● WORK TO BE COMPLETED: Copy every one of the lines below without changing a single character.

Layout element annotations
"""

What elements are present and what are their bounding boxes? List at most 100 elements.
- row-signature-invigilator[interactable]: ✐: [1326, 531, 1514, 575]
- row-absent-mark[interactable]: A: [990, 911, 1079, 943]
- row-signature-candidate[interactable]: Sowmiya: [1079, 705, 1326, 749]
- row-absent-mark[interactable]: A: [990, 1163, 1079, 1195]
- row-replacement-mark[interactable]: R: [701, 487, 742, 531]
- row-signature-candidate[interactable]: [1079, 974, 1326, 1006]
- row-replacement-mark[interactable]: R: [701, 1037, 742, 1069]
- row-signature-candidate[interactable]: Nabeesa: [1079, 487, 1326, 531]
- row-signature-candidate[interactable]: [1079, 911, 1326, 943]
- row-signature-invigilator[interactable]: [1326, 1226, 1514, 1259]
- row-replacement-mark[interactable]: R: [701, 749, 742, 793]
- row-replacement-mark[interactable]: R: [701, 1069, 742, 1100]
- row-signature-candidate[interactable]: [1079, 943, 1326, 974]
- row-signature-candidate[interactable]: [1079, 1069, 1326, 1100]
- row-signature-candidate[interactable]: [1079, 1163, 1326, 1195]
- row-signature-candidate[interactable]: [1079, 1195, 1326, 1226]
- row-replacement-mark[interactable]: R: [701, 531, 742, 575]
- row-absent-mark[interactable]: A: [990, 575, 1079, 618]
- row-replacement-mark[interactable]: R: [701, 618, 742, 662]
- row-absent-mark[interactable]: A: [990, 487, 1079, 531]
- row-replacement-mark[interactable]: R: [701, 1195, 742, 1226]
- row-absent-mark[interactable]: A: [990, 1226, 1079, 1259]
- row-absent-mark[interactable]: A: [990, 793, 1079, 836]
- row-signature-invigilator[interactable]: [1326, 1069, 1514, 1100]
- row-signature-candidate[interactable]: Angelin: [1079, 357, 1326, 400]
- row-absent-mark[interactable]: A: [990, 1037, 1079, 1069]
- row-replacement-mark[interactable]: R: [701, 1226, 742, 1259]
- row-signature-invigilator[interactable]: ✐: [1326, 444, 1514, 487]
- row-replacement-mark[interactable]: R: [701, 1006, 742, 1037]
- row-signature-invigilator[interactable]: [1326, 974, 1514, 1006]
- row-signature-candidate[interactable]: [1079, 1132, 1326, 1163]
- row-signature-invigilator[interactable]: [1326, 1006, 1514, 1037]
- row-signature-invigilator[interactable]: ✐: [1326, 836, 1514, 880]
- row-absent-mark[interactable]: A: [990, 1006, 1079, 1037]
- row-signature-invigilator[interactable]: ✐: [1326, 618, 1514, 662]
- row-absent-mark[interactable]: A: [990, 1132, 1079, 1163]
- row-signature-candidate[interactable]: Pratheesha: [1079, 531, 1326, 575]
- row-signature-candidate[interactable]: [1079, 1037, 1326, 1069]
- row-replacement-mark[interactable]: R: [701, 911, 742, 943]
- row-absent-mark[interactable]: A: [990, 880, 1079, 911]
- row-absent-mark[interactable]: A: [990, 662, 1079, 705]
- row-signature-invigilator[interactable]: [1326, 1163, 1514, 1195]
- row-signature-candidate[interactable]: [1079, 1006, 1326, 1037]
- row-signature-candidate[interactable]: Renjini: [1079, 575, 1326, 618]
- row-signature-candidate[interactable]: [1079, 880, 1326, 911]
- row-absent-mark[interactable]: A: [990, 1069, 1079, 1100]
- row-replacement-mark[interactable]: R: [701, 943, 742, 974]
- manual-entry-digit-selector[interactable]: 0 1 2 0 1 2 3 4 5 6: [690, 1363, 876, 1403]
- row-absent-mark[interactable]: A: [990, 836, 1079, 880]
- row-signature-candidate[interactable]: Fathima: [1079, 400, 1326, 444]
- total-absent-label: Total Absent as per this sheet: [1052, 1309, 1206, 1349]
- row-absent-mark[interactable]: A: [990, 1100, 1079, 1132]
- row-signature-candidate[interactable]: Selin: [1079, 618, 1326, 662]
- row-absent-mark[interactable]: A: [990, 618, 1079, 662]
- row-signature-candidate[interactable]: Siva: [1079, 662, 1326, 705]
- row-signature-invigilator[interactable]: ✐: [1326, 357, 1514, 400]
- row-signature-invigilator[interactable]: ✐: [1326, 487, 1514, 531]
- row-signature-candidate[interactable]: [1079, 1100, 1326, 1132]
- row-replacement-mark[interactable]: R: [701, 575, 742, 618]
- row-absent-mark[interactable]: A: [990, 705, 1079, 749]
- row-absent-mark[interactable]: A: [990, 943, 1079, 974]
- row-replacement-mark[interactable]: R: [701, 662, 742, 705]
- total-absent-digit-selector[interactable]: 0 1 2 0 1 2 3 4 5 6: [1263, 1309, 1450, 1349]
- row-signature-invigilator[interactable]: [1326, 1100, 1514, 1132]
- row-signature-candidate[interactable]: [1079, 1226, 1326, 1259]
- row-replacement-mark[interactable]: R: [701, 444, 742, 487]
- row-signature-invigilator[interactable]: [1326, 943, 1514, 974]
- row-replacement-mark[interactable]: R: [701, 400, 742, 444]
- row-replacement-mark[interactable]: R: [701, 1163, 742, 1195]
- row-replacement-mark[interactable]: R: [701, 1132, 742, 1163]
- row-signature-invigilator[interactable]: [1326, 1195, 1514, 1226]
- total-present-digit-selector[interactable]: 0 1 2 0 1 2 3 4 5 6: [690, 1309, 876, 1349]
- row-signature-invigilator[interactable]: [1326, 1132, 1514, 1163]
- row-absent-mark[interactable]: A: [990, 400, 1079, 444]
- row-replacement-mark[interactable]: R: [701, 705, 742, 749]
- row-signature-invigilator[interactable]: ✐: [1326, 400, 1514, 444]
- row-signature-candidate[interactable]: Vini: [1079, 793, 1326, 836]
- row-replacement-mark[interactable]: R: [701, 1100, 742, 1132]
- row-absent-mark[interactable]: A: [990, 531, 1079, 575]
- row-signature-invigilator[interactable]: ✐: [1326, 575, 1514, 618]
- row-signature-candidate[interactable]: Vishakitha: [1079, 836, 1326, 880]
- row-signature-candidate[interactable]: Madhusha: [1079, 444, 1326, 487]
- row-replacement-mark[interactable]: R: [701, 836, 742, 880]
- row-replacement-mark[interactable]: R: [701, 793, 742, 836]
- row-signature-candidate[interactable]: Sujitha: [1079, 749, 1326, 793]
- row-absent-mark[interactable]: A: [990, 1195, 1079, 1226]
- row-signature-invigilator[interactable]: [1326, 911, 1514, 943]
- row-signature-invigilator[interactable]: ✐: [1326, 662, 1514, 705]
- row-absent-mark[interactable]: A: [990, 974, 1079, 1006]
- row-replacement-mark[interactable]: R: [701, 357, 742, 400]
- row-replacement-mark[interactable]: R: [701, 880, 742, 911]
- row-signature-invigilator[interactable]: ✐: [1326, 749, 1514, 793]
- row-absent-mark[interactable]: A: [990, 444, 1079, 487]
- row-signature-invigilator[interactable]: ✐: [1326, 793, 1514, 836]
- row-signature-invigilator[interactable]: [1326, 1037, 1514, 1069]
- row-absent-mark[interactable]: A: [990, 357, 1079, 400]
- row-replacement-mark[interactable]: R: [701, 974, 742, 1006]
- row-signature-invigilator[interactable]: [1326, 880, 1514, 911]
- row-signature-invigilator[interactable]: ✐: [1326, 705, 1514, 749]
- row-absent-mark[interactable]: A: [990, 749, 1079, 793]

"""

● RESULT OF THIS TASK:
What elements are present and what are their bounding boxes? List at most 100 elements.
- row-signature-invigilator[interactable]: ✐: [1326, 531, 1514, 575]
- row-absent-mark[interactable]: A: [990, 911, 1079, 943]
- row-signature-candidate[interactable]: Sowmiya: [1079, 705, 1326, 749]
- row-absent-mark[interactable]: A: [990, 1163, 1079, 1195]
- row-replacement-mark[interactable]: R: [701, 487, 742, 531]
- row-signature-candidate[interactable]: [1079, 974, 1326, 1006]
- row-replacement-mark[interactable]: R: [701, 1037, 742, 1069]
- row-signature-candidate[interactable]: Nabeesa: [1079, 487, 1326, 531]
- row-signature-candidate[interactable]: [1079, 911, 1326, 943]
- row-signature-invigilator[interactable]: [1326, 1226, 1514, 1259]
- row-replacement-mark[interactable]: R: [701, 749, 742, 793]
- row-replacement-mark[interactable]: R: [701, 1069, 742, 1100]
- row-signature-candidate[interactable]: [1079, 943, 1326, 974]
- row-signature-candidate[interactable]: [1079, 1069, 1326, 1100]
- row-signature-candidate[interactable]: [1079, 1163, 1326, 1195]
- row-signature-candidate[interactable]: [1079, 1195, 1326, 1226]
- row-replacement-mark[interactable]: R: [701, 531, 742, 575]
- row-absent-mark[interactable]: A: [990, 575, 1079, 618]
- row-replacement-mark[interactable]: R: [701, 618, 742, 662]
- row-absent-mark[interactable]: A: [990, 487, 1079, 531]
- row-replacement-mark[interactable]: R: [701, 1195, 742, 1226]
- row-absent-mark[interactable]: A: [990, 1226, 1079, 1259]
- row-absent-mark[interactable]: A: [990, 793, 1079, 836]
- row-signature-invigilator[interactable]: [1326, 1069, 1514, 1100]
- row-signature-candidate[interactable]: Angelin: [1079, 357, 1326, 400]
- row-absent-mark[interactable]: A: [990, 1037, 1079, 1069]
- row-replacement-mark[interactable]: R: [701, 1226, 742, 1259]
- row-signature-invigilator[interactable]: ✐: [1326, 444, 1514, 487]
- row-replacement-mark[interactable]: R: [701, 1006, 742, 1037]
- row-signature-invigilator[interactable]: [1326, 974, 1514, 1006]
- row-signature-candidate[interactable]: [1079, 1132, 1326, 1163]
- row-signature-invigilator[interactable]: [1326, 1006, 1514, 1037]
- row-signature-invigilator[interactable]: ✐: [1326, 836, 1514, 880]
- row-absent-mark[interactable]: A: [990, 1006, 1079, 1037]
- row-signature-invigilator[interactable]: ✐: [1326, 618, 1514, 662]
- row-absent-mark[interactable]: A: [990, 1132, 1079, 1163]
- row-signature-candidate[interactable]: Pratheesha: [1079, 531, 1326, 575]
- row-signature-candidate[interactable]: [1079, 1037, 1326, 1069]
- row-replacement-mark[interactable]: R: [701, 911, 742, 943]
- row-absent-mark[interactable]: A: [990, 880, 1079, 911]
- row-absent-mark[interactable]: A: [990, 662, 1079, 705]
- row-signature-invigilator[interactable]: [1326, 1163, 1514, 1195]
- row-signature-candidate[interactable]: [1079, 1006, 1326, 1037]
- row-signature-candidate[interactable]: Renjini: [1079, 575, 1326, 618]
- row-signature-candidate[interactable]: [1079, 880, 1326, 911]
- row-absent-mark[interactable]: A: [990, 1069, 1079, 1100]
- row-replacement-mark[interactable]: R: [701, 943, 742, 974]
- manual-entry-digit-selector[interactable]: 0 1 2 0 1 2 3 4 5 6: [690, 1363, 876, 1403]
- row-absent-mark[interactable]: A: [990, 836, 1079, 880]
- row-signature-candidate[interactable]: Fathima: [1079, 400, 1326, 444]
- total-absent-label: Total Absent as per this sheet: [1052, 1309, 1206, 1349]
- row-absent-mark[interactable]: A: [990, 1100, 1079, 1132]
- row-signature-candidate[interactable]: Selin: [1079, 618, 1326, 662]
- row-absent-mark[interactable]: A: [990, 618, 1079, 662]
- row-signature-candidate[interactable]: Siva: [1079, 662, 1326, 705]
- row-signature-invigilator[interactable]: ✐: [1326, 357, 1514, 400]
- row-signature-invigilator[interactable]: ✐: [1326, 487, 1514, 531]
- row-signature-candidate[interactable]: [1079, 1100, 1326, 1132]
- row-replacement-mark[interactable]: R: [701, 575, 742, 618]
- row-absent-mark[interactable]: A: [990, 705, 1079, 749]
- row-absent-mark[interactable]: A: [990, 943, 1079, 974]
- row-replacement-mark[interactable]: R: [701, 662, 742, 705]
- total-absent-digit-selector[interactable]: 0 1 2 0 1 2 3 4 5 6: [1263, 1309, 1450, 1349]
- row-signature-invigilator[interactable]: [1326, 1100, 1514, 1132]
- row-signature-candidate[interactable]: [1079, 1226, 1326, 1259]
- row-replacement-mark[interactable]: R: [701, 444, 742, 487]
- row-signature-invigilator[interactable]: [1326, 943, 1514, 974]
- row-replacement-mark[interactable]: R: [701, 400, 742, 444]
- row-replacement-mark[interactable]: R: [701, 1163, 742, 1195]
- row-replacement-mark[interactable]: R: [701, 1132, 742, 1163]
- row-signature-invigilator[interactable]: [1326, 1195, 1514, 1226]
- total-present-digit-selector[interactable]: 0 1 2 0 1 2 3 4 5 6: [690, 1309, 876, 1349]
- row-signature-invigilator[interactable]: [1326, 1132, 1514, 1163]
- row-absent-mark[interactable]: A: [990, 400, 1079, 444]
- row-replacement-mark[interactable]: R: [701, 705, 742, 749]
- row-signature-invigilator[interactable]: ✐: [1326, 400, 1514, 444]
- row-signature-candidate[interactable]: Vini: [1079, 793, 1326, 836]
- row-replacement-mark[interactable]: R: [701, 1100, 742, 1132]
- row-absent-mark[interactable]: A: [990, 531, 1079, 575]
- row-signature-invigilator[interactable]: ✐: [1326, 575, 1514, 618]
- row-signature-candidate[interactable]: Vishakitha: [1079, 836, 1326, 880]
- row-signature-candidate[interactable]: Madhusha: [1079, 444, 1326, 487]
- row-replacement-mark[interactable]: R: [701, 836, 742, 880]
- row-replacement-mark[interactable]: R: [701, 793, 742, 836]
- row-signature-candidate[interactable]: Sujitha: [1079, 749, 1326, 793]
- row-absent-mark[interactable]: A: [990, 1195, 1079, 1226]
- row-signature-invigilator[interactable]: [1326, 911, 1514, 943]
- row-signature-invigilator[interactable]: ✐: [1326, 662, 1514, 705]
- row-absent-mark[interactable]: A: [990, 974, 1079, 1006]
- row-replacement-mark[interactable]: R: [701, 357, 742, 400]
- row-replacement-mark[interactable]: R: [701, 880, 742, 911]
- row-signature-invigilator[interactable]: ✐: [1326, 749, 1514, 793]
- row-absent-mark[interactable]: A: [990, 444, 1079, 487]
- row-signature-invigilator[interactable]: ✐: [1326, 793, 1514, 836]
- row-signature-invigilator[interactable]: [1326, 1037, 1514, 1069]
- row-absent-mark[interactable]: A: [990, 357, 1079, 400]
- row-replacement-mark[interactable]: R: [701, 974, 742, 1006]
- row-signature-invigilator[interactable]: [1326, 880, 1514, 911]
- row-signature-invigilator[interactable]: ✐: [1326, 705, 1514, 749]
- row-absent-mark[interactable]: A: [990, 749, 1079, 793]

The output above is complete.